PROBLEM DETAILS: Starting at the line that contains "h500-point — [421, 328, 429, 336]" and ending at the line that contains "h500-point — [207, 341, 215, 348]", with both of those lines included, can you rewrite these lines of the records as a Markdown table? Use the columns Row and Line, number each row, and leave out any blank lines.

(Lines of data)
------------------------------------------------------------------------
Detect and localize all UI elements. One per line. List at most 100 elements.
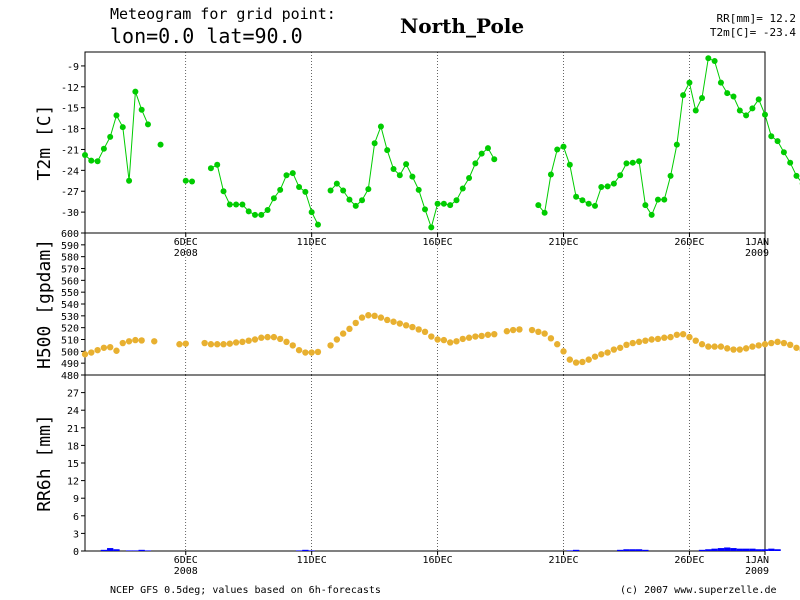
h500-point — [421, 328, 429, 336]
h500-point — [484, 331, 492, 338]
t2m-point — [560, 143, 567, 150]
h500-point — [106, 343, 114, 351]
h500-point — [686, 333, 693, 341]
t2m-point — [409, 173, 416, 180]
h500-point — [749, 343, 756, 350]
rr6h-bar — [705, 549, 712, 551]
meteogram-title: Meteogram for grid point: — [110, 5, 336, 23]
t2m-point — [384, 147, 391, 154]
rr6h-bar — [144, 550, 152, 551]
t2m-point — [743, 112, 750, 119]
t2m-point — [617, 172, 624, 179]
y-tick-label: 15 — [67, 459, 79, 470]
y-tick-label: 550 — [61, 288, 79, 299]
t2m-point — [283, 172, 290, 179]
t2m-point — [239, 201, 246, 208]
t2m-point — [340, 187, 347, 194]
h500-point — [598, 351, 605, 358]
t2m-point — [359, 197, 366, 204]
rr6h-bar — [629, 549, 636, 551]
t2m-point — [314, 221, 321, 228]
h500-point — [258, 334, 265, 341]
y-tick-label: -27 — [61, 187, 79, 198]
rr6h-bar — [774, 549, 781, 551]
t2m-point — [308, 209, 315, 216]
t2m-mean-summary: T2m[C]= -23.4 — [709, 26, 796, 39]
h500-point — [679, 330, 687, 338]
rr6h-bar — [617, 549, 624, 551]
t2m-point — [623, 160, 630, 167]
h500-point — [88, 349, 95, 356]
h500-point — [132, 336, 139, 344]
h500-point — [119, 339, 126, 347]
rr6h-bar — [730, 548, 737, 551]
t2m-point — [182, 177, 189, 184]
h500-point — [371, 312, 378, 320]
h500-point — [428, 333, 435, 340]
x-tick-label: 1JAN — [745, 555, 769, 566]
t2m-point — [220, 188, 227, 195]
t2m-point — [636, 158, 643, 165]
h500-point — [761, 341, 769, 348]
h500-point — [207, 341, 215, 348]
t2m-point — [585, 200, 592, 207]
rr6h-bar — [698, 549, 706, 551]
h500-point — [554, 341, 561, 348]
t2m-point — [119, 124, 126, 131]
h500-point — [201, 339, 208, 347]
t2m-point — [447, 202, 454, 209]
h500-point — [390, 318, 397, 325]
h500-point — [503, 328, 511, 335]
panel-frame-rr6h — [84, 374, 766, 552]
x-tick-year-label: 2009 — [745, 566, 769, 577]
x-tick-label: 26DEC — [674, 237, 704, 248]
h500-point — [616, 344, 624, 351]
x-tick-year-label: 2008 — [174, 566, 198, 577]
rr6h-bar — [736, 548, 743, 551]
h500-point — [440, 336, 448, 344]
t2m-point — [629, 159, 636, 166]
y-tick-label: -30 — [61, 208, 79, 219]
x-tick-label: 11DEC — [297, 555, 327, 566]
t2m-point — [610, 180, 617, 187]
t2m-point — [100, 145, 107, 152]
t2m-point — [126, 177, 133, 184]
t2m-point — [82, 152, 88, 159]
x-tick-label: 21DEC — [548, 555, 578, 566]
t2m-point — [396, 172, 403, 179]
h500-point — [434, 336, 441, 343]
t2m-point — [466, 175, 473, 182]
h500-point — [724, 345, 731, 352]
y-tick-label: 0 — [73, 547, 79, 558]
h500-point — [509, 326, 517, 334]
t2m-point — [453, 197, 460, 204]
t2m-point — [642, 202, 649, 209]
t2m-point — [245, 208, 252, 215]
h500-point — [365, 312, 372, 319]
t2m-point — [371, 140, 378, 147]
rr6h-bar — [724, 547, 731, 551]
rr6h-bar — [642, 549, 649, 551]
x-tick-label: 16DEC — [423, 237, 453, 248]
y-tick-label: 3 — [73, 529, 79, 540]
h500-point — [472, 333, 479, 340]
rr6h-bar — [302, 549, 309, 551]
x-tick-label: 6DEC — [174, 237, 198, 248]
t2m-point — [755, 96, 762, 103]
t2m-point — [132, 88, 139, 95]
y-tick-label: 520 — [61, 324, 79, 335]
y-tick-label: 490 — [61, 359, 79, 370]
y-tick-label: 6 — [73, 512, 79, 523]
y-tick-label: 18 — [67, 441, 79, 452]
h500-point — [125, 338, 133, 345]
t2m-point — [472, 160, 479, 167]
y-tick-label: 12 — [67, 477, 79, 488]
t2m-point — [346, 196, 353, 203]
t2m-point — [654, 196, 661, 203]
y-tick-label: 510 — [61, 336, 79, 347]
h500-point — [384, 316, 391, 324]
h500-point — [176, 341, 183, 348]
h500-point — [226, 340, 234, 347]
h500-point — [352, 319, 359, 327]
t2m-point — [736, 107, 743, 114]
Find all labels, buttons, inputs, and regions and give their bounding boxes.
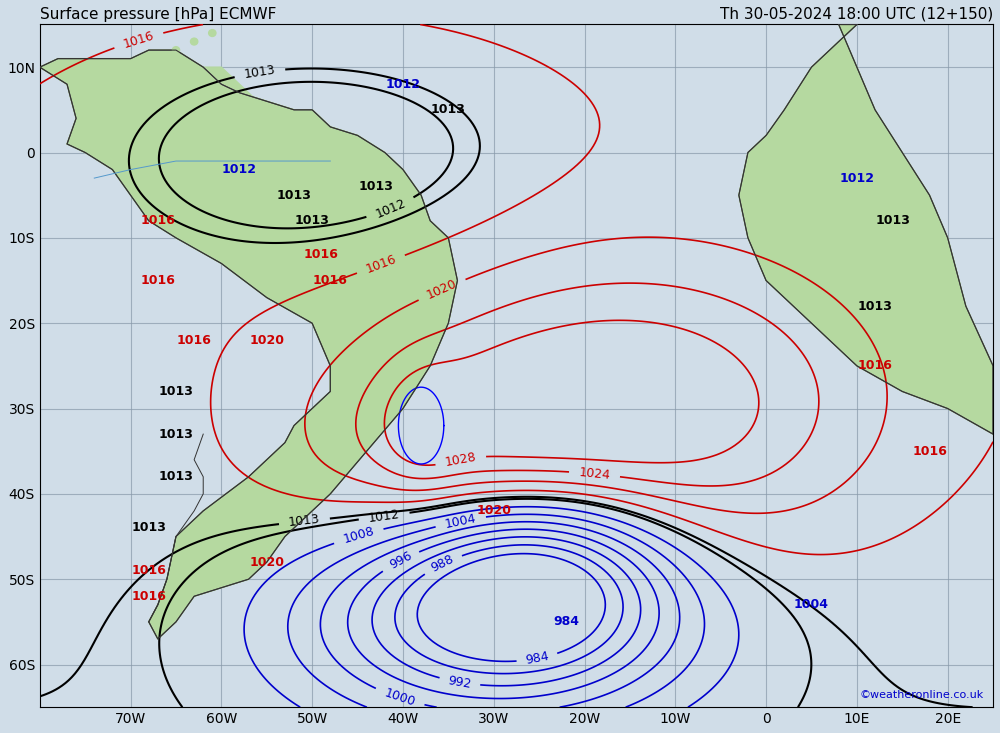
Text: 1013: 1013 — [159, 385, 193, 398]
Text: 1013: 1013 — [277, 188, 311, 202]
Polygon shape — [739, 24, 993, 434]
Text: 1016: 1016 — [313, 274, 348, 287]
Text: 1020: 1020 — [425, 277, 459, 302]
Text: 1012: 1012 — [839, 172, 874, 185]
Text: 1016: 1016 — [177, 334, 212, 347]
Text: 1013: 1013 — [858, 300, 892, 312]
Polygon shape — [40, 50, 457, 639]
Text: 1013: 1013 — [295, 214, 330, 227]
Text: 1004: 1004 — [444, 512, 477, 531]
Circle shape — [191, 38, 198, 45]
Text: 992: 992 — [447, 674, 472, 690]
Text: 1013: 1013 — [288, 513, 321, 529]
Text: 1013: 1013 — [358, 180, 393, 193]
Text: 1012: 1012 — [222, 163, 257, 176]
Text: 1016: 1016 — [858, 359, 892, 372]
Text: ©weatheronline.co.uk: ©weatheronline.co.uk — [859, 690, 984, 700]
Text: Surface pressure [hPa] ECMWF: Surface pressure [hPa] ECMWF — [40, 7, 276, 22]
Text: 984: 984 — [553, 616, 579, 628]
Text: 1013: 1013 — [159, 471, 193, 483]
Text: 1012: 1012 — [373, 196, 408, 221]
Polygon shape — [40, 50, 457, 639]
Text: 1016: 1016 — [140, 274, 175, 287]
Text: 1013: 1013 — [876, 214, 911, 227]
Text: 1013: 1013 — [431, 103, 466, 117]
Polygon shape — [203, 67, 448, 237]
Text: 988: 988 — [429, 553, 456, 575]
Text: 1024: 1024 — [578, 466, 611, 482]
Text: 1020: 1020 — [476, 504, 511, 517]
Circle shape — [209, 29, 216, 37]
Text: 996: 996 — [387, 549, 414, 572]
Text: 1013: 1013 — [159, 427, 193, 441]
Circle shape — [172, 47, 180, 54]
Text: 1000: 1000 — [383, 687, 417, 709]
Text: 1028: 1028 — [444, 450, 477, 469]
Text: 1016: 1016 — [131, 590, 166, 603]
Text: 1020: 1020 — [249, 334, 284, 347]
Text: 1016: 1016 — [140, 214, 175, 227]
Text: 1020: 1020 — [249, 556, 284, 569]
Text: 1012: 1012 — [368, 507, 401, 525]
Text: 1004: 1004 — [794, 598, 829, 611]
Text: 1016: 1016 — [364, 253, 398, 276]
Text: 1016: 1016 — [912, 445, 947, 457]
Text: 1013: 1013 — [131, 521, 166, 534]
Text: 1008: 1008 — [341, 525, 376, 546]
Text: Th 30-05-2024 18:00 UTC (12+150): Th 30-05-2024 18:00 UTC (12+150) — [720, 7, 993, 22]
Text: 984: 984 — [524, 650, 550, 667]
Text: 1016: 1016 — [122, 29, 156, 51]
Text: 1012: 1012 — [385, 78, 420, 91]
Polygon shape — [739, 24, 993, 434]
Text: 1016: 1016 — [304, 248, 339, 262]
Text: 1013: 1013 — [243, 64, 276, 81]
Text: 1016: 1016 — [131, 564, 166, 577]
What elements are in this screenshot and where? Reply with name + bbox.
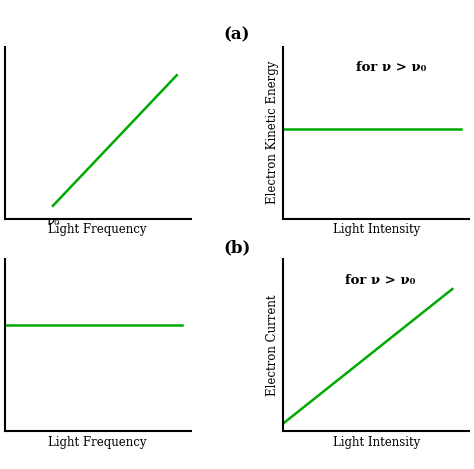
Text: (b): (b) xyxy=(223,239,251,256)
Text: ν₀: ν₀ xyxy=(46,215,60,228)
Y-axis label: Electron Kinetic Energy: Electron Kinetic Energy xyxy=(266,61,279,204)
X-axis label: Light Intensity: Light Intensity xyxy=(333,223,420,236)
Text: for ν > ν₀: for ν > ν₀ xyxy=(356,61,427,74)
Text: for ν > ν₀: for ν > ν₀ xyxy=(345,273,415,287)
X-axis label: Light Frequency: Light Frequency xyxy=(48,436,147,449)
X-axis label: Light Frequency: Light Frequency xyxy=(48,223,147,236)
Y-axis label: Electron Current: Electron Current xyxy=(266,295,279,396)
X-axis label: Light Intensity: Light Intensity xyxy=(333,436,420,449)
Text: (a): (a) xyxy=(224,26,250,43)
------------------------------------------------------------------------
ANSWER:
| Row | Line |
|---|---|
| 1 | h500-point — [421, 328, 429, 336] |
| 2 | h500-point — [484, 331, 492, 338] |
| 3 | t2m-point — [560, 143, 567, 150] |
| 4 | h500-point — [106, 343, 114, 351] |
| 5 | h500-point — [686, 333, 693, 341] |
| 6 | t2m-point — [409, 173, 416, 180] |
| 7 | h500-point — [749, 343, 756, 350] |
| 8 | rr6h-bar — [705, 549, 712, 551] |
| 9 | meteogram-title: Meteogram for grid point: — [110, 5, 336, 23] |
| 10 | t2m-point — [384, 147, 391, 154] |
| 11 | rr6h-bar — [144, 550, 152, 551] |
| 12 | t2m-point — [743, 112, 750, 119] |
| 13 | t2m-point — [617, 172, 624, 179] |
| 14 | y-tick-label: 15 — [67, 459, 79, 470] |
| 15 | y-tick-label: 550 — [61, 288, 79, 299] |
| 16 | t2m-point — [283, 172, 290, 179] |
| 17 | t2m-point — [239, 201, 246, 208] |
| 18 | t2m-point — [340, 187, 347, 194] |
| 19 | h500-point — [598, 351, 605, 358] |
| 20 | t2m-point — [359, 197, 366, 204] |
| 21 | rr6h-bar — [629, 549, 636, 551] |
| 22 | t2m-point — [314, 221, 321, 228] |
| 23 | h500-point — [258, 334, 265, 341] |
| 24 | y-tick-label: -27 — [61, 187, 79, 198] |
| 25 | rr6h-bar — [774, 549, 781, 551] |
| 26 | t2m-point — [308, 209, 315, 216] |
| 27 | t2m-mean-summary: T2m[C]= -23.4 — [709, 26, 796, 39] |
| 28 | h500-point — [679, 330, 687, 338] |
| 29 | rr6h-bar — [617, 549, 624, 551] |
| 30 | t2m-point — [623, 160, 630, 167] |
| 31 | h500-point — [88, 349, 95, 356] |
| 32 | h500-point — [132, 336, 139, 344] |
| 33 | h500-point — [119, 339, 126, 347] |
| 34 | rr6h-bar — [730, 548, 737, 551] |
| 35 | t2m-point — [182, 177, 189, 184] |
| 36 | h500-point — [371, 312, 378, 320] |
| 37 | h500-point — [428, 333, 435, 340] |
| 38 | x-tick-label: 1JAN — [745, 555, 769, 566] |
| 39 | t2m-point — [220, 188, 227, 195] |
| 40 | t2m-point — [636, 158, 643, 165] |
| 41 | h500-point — [761, 341, 769, 348] |
| 42 | h500-point — [207, 341, 215, 348] |